> **TASK STATEMENT**
Narrow the data below down to the lines containing "training".

___

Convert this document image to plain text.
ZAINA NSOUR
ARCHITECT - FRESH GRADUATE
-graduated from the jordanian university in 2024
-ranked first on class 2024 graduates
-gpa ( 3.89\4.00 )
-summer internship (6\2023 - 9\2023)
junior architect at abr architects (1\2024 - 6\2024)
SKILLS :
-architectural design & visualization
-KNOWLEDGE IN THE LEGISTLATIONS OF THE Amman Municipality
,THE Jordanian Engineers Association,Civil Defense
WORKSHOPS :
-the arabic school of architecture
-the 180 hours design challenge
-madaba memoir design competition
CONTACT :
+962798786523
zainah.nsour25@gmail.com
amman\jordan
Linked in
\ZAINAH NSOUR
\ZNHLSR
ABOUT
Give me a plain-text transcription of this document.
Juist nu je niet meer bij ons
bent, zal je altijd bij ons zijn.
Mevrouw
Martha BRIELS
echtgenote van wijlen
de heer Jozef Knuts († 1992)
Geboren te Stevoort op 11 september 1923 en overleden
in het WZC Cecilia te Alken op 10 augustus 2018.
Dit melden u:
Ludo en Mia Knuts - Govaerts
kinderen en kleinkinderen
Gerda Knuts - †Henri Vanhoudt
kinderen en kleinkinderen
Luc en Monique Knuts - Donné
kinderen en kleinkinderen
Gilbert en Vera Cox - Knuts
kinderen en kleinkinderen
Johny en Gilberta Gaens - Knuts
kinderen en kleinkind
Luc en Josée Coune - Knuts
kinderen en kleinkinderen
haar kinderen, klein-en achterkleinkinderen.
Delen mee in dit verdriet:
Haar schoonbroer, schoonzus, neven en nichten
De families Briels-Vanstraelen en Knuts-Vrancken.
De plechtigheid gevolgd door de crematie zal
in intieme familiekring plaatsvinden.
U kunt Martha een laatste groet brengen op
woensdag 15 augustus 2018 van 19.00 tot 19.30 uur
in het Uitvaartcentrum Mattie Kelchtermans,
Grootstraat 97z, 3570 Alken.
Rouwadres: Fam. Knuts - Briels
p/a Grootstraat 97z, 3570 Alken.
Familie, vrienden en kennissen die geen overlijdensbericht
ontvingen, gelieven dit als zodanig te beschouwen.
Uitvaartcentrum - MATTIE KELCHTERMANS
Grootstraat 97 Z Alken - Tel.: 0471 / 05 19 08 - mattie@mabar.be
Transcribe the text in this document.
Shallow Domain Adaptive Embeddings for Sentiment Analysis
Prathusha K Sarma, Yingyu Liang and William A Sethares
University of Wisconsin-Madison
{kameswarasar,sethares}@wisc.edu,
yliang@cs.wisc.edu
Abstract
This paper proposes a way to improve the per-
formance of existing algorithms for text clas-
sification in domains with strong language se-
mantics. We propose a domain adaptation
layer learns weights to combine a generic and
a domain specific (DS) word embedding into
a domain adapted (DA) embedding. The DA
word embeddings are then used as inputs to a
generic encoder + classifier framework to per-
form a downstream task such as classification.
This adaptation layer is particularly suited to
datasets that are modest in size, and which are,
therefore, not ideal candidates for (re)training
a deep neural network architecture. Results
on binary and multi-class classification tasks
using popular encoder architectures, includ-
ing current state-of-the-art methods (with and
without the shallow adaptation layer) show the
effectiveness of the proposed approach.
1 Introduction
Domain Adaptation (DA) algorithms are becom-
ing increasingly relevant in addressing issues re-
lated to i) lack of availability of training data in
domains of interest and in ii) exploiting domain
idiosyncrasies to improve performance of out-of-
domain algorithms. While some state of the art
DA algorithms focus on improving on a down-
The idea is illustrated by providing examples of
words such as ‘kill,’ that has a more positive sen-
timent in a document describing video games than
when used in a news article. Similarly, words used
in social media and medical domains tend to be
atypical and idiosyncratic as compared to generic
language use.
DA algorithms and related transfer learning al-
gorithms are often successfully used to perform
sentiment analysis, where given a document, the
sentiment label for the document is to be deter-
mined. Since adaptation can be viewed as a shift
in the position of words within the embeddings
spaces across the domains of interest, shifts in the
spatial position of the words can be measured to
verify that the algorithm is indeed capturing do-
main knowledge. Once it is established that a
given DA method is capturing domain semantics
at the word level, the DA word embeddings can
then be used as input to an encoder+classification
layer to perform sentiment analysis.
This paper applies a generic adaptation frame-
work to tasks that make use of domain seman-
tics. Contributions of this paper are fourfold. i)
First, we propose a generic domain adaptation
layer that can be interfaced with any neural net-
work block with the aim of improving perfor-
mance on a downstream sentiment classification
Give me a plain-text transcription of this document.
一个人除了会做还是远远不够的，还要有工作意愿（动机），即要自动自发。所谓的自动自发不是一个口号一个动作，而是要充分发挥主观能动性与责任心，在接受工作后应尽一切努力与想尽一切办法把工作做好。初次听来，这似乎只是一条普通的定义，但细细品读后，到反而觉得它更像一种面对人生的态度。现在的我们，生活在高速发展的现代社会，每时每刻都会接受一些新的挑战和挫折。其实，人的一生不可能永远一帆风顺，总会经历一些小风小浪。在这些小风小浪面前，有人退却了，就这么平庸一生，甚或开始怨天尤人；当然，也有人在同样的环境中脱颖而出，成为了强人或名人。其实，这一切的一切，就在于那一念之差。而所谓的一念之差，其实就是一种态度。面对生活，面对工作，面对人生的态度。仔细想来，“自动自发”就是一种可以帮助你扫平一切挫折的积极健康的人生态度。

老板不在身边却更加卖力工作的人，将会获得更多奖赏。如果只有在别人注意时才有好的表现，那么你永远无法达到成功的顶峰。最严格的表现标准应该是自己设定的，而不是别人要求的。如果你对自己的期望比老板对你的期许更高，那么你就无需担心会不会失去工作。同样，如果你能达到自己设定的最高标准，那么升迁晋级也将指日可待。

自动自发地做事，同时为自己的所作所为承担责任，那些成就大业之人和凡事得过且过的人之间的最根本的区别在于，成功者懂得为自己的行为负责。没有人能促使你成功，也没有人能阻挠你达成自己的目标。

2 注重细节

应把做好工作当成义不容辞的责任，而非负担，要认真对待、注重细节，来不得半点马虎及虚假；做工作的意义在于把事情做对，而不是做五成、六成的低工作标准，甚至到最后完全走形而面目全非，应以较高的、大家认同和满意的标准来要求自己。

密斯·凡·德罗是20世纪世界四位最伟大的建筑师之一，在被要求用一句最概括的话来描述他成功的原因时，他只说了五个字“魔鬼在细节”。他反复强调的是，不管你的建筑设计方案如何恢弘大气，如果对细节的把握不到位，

___

> **EXERCISE RESPONSE**
therefore, not ideal candidates for (re)training
lated to i) lack of availability of training data in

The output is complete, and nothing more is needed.